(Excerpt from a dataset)
################

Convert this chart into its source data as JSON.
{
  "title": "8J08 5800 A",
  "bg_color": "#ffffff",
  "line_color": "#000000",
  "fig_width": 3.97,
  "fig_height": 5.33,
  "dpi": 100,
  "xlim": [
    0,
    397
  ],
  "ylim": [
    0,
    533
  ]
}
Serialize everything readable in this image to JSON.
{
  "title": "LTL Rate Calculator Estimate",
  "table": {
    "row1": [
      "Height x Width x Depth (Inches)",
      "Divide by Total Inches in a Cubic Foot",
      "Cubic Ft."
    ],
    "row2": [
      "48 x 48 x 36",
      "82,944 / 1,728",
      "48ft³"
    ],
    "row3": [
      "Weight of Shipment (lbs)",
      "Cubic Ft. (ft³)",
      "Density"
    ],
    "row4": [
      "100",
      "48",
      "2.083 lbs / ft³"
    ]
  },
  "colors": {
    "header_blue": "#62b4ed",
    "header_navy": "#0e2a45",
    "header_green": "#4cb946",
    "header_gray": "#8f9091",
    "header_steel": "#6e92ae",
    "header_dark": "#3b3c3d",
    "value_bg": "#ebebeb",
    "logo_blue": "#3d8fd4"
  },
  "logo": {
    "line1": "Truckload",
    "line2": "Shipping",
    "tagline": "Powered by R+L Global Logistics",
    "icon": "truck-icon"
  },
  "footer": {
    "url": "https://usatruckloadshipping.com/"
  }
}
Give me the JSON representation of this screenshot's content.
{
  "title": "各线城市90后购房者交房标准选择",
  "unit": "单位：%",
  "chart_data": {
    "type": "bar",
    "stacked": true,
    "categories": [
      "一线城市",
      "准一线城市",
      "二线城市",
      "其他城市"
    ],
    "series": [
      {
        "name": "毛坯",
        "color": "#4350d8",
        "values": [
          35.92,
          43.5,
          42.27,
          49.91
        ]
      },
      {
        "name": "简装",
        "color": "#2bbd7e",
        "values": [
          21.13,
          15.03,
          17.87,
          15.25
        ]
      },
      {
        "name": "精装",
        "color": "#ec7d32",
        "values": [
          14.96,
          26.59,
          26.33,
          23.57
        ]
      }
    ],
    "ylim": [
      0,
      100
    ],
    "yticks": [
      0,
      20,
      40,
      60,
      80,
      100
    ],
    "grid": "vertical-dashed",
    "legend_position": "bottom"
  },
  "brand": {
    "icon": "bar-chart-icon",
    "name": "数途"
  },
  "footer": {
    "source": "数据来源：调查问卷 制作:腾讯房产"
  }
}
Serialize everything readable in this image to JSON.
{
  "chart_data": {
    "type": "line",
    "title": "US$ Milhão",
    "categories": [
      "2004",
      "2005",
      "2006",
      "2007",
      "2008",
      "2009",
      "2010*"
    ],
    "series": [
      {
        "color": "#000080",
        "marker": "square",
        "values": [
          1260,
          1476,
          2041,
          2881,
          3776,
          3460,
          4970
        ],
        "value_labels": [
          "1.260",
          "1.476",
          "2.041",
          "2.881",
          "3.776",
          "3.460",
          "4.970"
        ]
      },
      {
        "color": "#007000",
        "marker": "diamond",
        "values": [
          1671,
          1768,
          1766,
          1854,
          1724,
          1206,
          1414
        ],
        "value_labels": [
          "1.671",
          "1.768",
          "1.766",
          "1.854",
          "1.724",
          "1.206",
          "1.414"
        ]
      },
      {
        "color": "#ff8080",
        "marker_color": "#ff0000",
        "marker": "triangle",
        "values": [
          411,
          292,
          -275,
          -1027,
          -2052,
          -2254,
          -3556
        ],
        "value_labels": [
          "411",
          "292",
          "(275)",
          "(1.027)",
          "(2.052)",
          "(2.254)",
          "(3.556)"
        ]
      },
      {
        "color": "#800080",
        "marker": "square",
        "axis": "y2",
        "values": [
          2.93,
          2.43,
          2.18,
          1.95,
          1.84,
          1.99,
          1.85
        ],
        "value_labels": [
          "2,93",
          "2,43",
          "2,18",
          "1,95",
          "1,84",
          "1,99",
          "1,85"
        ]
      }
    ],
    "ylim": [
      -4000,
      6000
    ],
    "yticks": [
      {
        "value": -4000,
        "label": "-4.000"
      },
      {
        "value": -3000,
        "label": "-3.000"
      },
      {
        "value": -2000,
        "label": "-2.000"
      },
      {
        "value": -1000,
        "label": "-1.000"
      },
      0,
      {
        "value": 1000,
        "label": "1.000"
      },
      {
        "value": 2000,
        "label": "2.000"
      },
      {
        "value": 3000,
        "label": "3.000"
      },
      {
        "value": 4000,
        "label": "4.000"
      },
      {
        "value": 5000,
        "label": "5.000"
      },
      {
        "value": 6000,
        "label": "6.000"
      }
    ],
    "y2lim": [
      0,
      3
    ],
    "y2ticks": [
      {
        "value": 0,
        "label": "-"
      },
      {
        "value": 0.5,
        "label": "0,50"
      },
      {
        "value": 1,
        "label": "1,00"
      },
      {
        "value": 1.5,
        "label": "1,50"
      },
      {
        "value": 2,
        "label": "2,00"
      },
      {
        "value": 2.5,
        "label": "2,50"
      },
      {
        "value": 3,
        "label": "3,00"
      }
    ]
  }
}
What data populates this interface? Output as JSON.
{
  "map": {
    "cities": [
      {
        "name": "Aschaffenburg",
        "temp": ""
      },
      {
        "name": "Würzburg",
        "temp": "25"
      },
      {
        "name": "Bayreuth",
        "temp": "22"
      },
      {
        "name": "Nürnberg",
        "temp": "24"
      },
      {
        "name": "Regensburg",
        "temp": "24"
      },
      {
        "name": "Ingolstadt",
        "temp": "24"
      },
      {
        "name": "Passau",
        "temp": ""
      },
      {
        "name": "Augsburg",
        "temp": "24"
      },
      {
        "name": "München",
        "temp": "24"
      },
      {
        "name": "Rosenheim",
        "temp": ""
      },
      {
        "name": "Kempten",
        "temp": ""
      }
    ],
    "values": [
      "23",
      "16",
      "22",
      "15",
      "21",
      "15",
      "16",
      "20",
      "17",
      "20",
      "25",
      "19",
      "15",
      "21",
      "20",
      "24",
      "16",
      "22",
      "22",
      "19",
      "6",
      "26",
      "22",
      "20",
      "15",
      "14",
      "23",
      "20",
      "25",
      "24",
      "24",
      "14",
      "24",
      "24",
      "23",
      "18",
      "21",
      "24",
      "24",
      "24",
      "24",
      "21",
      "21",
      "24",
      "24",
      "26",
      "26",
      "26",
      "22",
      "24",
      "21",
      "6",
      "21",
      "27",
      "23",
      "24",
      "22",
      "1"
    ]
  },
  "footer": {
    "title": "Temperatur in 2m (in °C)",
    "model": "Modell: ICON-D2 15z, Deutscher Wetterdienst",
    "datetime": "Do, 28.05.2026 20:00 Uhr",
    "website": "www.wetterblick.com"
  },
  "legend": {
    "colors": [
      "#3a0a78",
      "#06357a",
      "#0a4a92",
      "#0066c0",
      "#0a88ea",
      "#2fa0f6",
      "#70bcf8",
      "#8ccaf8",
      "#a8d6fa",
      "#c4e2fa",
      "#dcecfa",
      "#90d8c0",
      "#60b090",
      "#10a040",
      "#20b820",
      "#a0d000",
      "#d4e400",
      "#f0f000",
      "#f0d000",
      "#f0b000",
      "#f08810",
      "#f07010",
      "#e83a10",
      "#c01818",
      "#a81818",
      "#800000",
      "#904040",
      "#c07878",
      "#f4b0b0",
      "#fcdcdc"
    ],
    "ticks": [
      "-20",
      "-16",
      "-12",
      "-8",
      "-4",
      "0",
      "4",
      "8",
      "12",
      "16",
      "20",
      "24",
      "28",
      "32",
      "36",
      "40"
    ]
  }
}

################

# EXERCISE GOAL
Transcribe every line of the data, exactly as it stands.

# RESULT BELOW
Convert this chart into its source data as JSON.
{
  "title": "8J08 5800 A",
  "bg_color": "#ffffff",
  "line_color": "#000000",
  "fig_width": 3.97,
  "fig_height": 5.33,
  "dpi": 100,
  "xlim": [
    0,
    397
  ],
  "ylim": [
    0,
    533
  ]
}
Serialize everything readable in this image to JSON.
{
  "title": "LTL Rate Calculator Estimate",
  "table": {
    "row1": [
      "Height x Width x Depth (Inches)",
      "Divide by Total Inches in a Cubic Foot",
      "Cubic Ft."
    ],
    "row2": [
      "48 x 48 x 36",
      "82,944 / 1,728",
      "48ft³"
    ],
    "row3": [
      "Weight of Shipment (lbs)",
      "Cubic Ft. (ft³)",
      "Density"
    ],
    "row4": [
      "100",
      "48",
      "2.083 lbs / ft³"
    ]
  },
  "colors": {
    "header_blue": "#62b4ed",
    "header_navy": "#0e2a45",
    "header_green": "#4cb946",
    "header_gray": "#8f9091",
    "header_steel": "#6e92ae",
    "header_dark": "#3b3c3d",
    "value_bg": "#ebebeb",
    "logo_blue": "#3d8fd4"
  },
  "logo": {
    "line1": "Truckload",
    "line2": "Shipping",
    "tagline": "Powered by R+L Global Logistics",
    "icon": "truck-icon"
  },
  "footer": {
    "url": "https://usatruckloadshipping.com/"
  }
}
Give me the JSON representation of this screenshot's content.
{
  "title": "各线城市90后购房者交房标准选择",
  "unit": "单位：%",
  "chart_data": {
    "type": "bar",
    "stacked": true,
    "categories": [
      "一线城市",
      "准一线城市",
      "二线城市",
      "其他城市"
    ],
    "series": [
      {
        "name": "毛坯",
        "color": "#4350d8",
        "values": [
          35.92,
          43.5,
          42.27,
          49.91
        ]
      },
      {
        "name": "简装",
        "color": "#2bbd7e",
        "values": [
          21.13,
          15.03,
          17.87,
          15.25
        ]
      },
      {
        "name": "精装",
        "color": "#ec7d32",
        "values": [
          14.96,
          26.59,
          26.33,
          23.57
        ]
      }
    ],
    "ylim": [
      0,
      100
    ],
    "yticks": [
      0,
      20,
      40,
      60,
      80,
      100
    ],
    "grid": "vertical-dashed",
    "legend_position": "bottom"
  },
  "brand": {
    "icon": "bar-chart-icon",
    "name": "数途"
  },
  "footer": {
    "source": "数据来源：调查问卷 制作:腾讯房产"
  }
}
Serialize everything readable in this image to JSON.
{
  "chart_data": {
    "type": "line",
    "title": "US$ Milhão",
    "categories": [
      "2004",
      "2005",
      "2006",
      "2007",
      "2008",
      "2009",
      "2010*"
    ],
    "series": [
      {
        "color": "#000080",
        "marker": "square",
        "values": [
          1260,
          1476,
          2041,
          2881,
          3776,
          3460,
          4970
        ],
        "value_labels": [
          "1.260",
          "1.476",
          "2.041",
          "2.881",
          "3.776",
          "3.460",
          "4.970"
        ]
      },
      {
        "color": "#007000",
        "marker": "diamond",
        "values": [
          1671,
          1768,
          1766,
          1854,
          1724,
          1206,
          1414
        ],
        "value_labels": [
          "1.671",
          "1.768",
          "1.766",
          "1.854",
          "1.724",
          "1.206",
          "1.414"
        ]
      },
      {
        "color": "#ff8080",
        "marker_color": "#ff0000",
        "marker": "triangle",
        "values": [
          411,
          292,
          -275,
          -1027,
          -2052,
          -2254,
          -3556
        ],
        "value_labels": [
          "411",
          "292",
          "(275)",
          "(1.027)",
          "(2.052)",
          "(2.254)",
          "(3.556)"
        ]
      },
      {
        "color": "#800080",
        "marker": "square",
        "axis": "y2",
        "values": [
          2.93,
          2.43,
          2.18,
          1.95,
          1.84,
          1.99,
          1.85
        ],
        "value_labels": [
          "2,93",
          "2,43",
          "2,18",
          "1,95",
          "1,84",
          "1,99",
          "1,85"
        ]
      }
    ],
    "ylim": [
      -4000,
      6000
    ],
    "yticks": [
      {
        "value": -4000,
        "label": "-4.000"
      },
      {
        "value": -3000,
        "label": "-3.000"
      },
      {
        "value": -2000,
        "label": "-2.000"
      },
      {
        "value": -1000,
        "label": "-1.000"
      },
      0,
      {
        "value": 1000,
        "label": "1.000"
      },
      {
        "value": 2000,
        "label": "2.000"
      },
      {
        "value": 3000,
        "label": "3.000"
      },
      {
        "value": 4000,
        "label": "4.000"
      },
      {
        "value": 5000,
        "label": "5.000"
      },
      {
        "value": 6000,
        "label": "6.000"
      }
    ],
    "y2lim": [
      0,
      3
    ],
    "y2ticks": [
      {
        "value": 0,
        "label": "-"
      },
      {
        "value": 0.5,
        "label": "0,50"
      },
      {
        "value": 1,
        "label": "1,00"
      },
      {
        "value": 1.5,
        "label": "1,50"
      },
      {
        "value": 2,
        "label": "2,00"
      },
      {
        "value": 2.5,
        "label": "2,50"
      },
      {
        "value": 3,
        "label": "3,00"
      }
    ]
  }
}
What data populates this interface? Output as JSON.
{
  "map": {
    "cities": [
      {
        "name": "Aschaffenburg",
        "temp": ""
      },
      {
        "name": "Würzburg",
        "temp": "25"
      },
      {
        "name": "Bayreuth",
        "temp": "22"
      },
      {
        "name": "Nürnberg",
        "temp": "24"
      },
      {
        "name": "Regensburg",
        "temp": "24"
      },
      {
        "name": "Ingolstadt",
        "temp": "24"
      },
      {
        "name": "Passau",
        "temp": ""
      },
      {
        "name": "Augsburg",
        "temp": "24"
      },
      {
        "name": "München",
        "temp": "24"
      },
      {
        "name": "Rosenheim",
        "temp": ""
      },
      {
        "name": "Kempten",
        "temp": ""
      }
    ],
    "values": [
      "23",
      "16",
      "22",
      "15",
      "21",
      "15",
      "16",
      "20",
      "17",
      "20",
      "25",
      "19",
      "15",
      "21",
      "20",
      "24",
      "16",
      "22",
      "22",
      "19",
      "6",
      "26",
      "22",
      "20",
      "15",
      "14",
      "23",
      "20",
      "25",
      "24",
      "24",
      "14",
      "24",
      "24",
      "23",
      "18",
      "21",
      "24",
      "24",
      "24",
      "24",
      "21",
      "21",
      "24",
      "24",
      "26",
      "26",
      "26",
      "22",
      "24",
      "21",
      "6",
      "21",
      "27",
      "23",
      "24",
      "22",
      "1"
    ]
  },
  "footer": {
    "title": "Temperatur in 2m (in °C)",
    "model": "Modell: ICON-D2 15z, Deutscher Wetterdienst",
    "datetime": "Do, 28.05.2026 20:00 Uhr",
    "website": "www.wetterblick.com"
  },
  "legend": {
    "colors": [
      "#3a0a78",
      "#06357a",
      "#0a4a92",
      "#0066c0",
      "#0a88ea",
      "#2fa0f6",
      "#70bcf8",
      "#8ccaf8",
      "#a8d6fa",
      "#c4e2fa",
      "#dcecfa",
      "#90d8c0",
      "#60b090",
      "#10a040",
      "#20b820",
      "#a0d000",
      "#d4e400",
      "#f0f000",
      "#f0d000",
      "#f0b000",
      "#f08810",
      "#f07010",
      "#e83a10",
      "#c01818",
      "#a81818",
      "#800000",
      "#904040",
      "#c07878",
      "#f4b0b0",
      "#fcdcdc"
    ],
    "ticks": [
      "-20",
      "-16",
      "-12",
      "-8",
      "-4",
      "0",
      "4",
      "8",
      "12",
      "16",
      "20",
      "24",
      "28",
      "32",
      "36",
      "40"
    ]
  }
}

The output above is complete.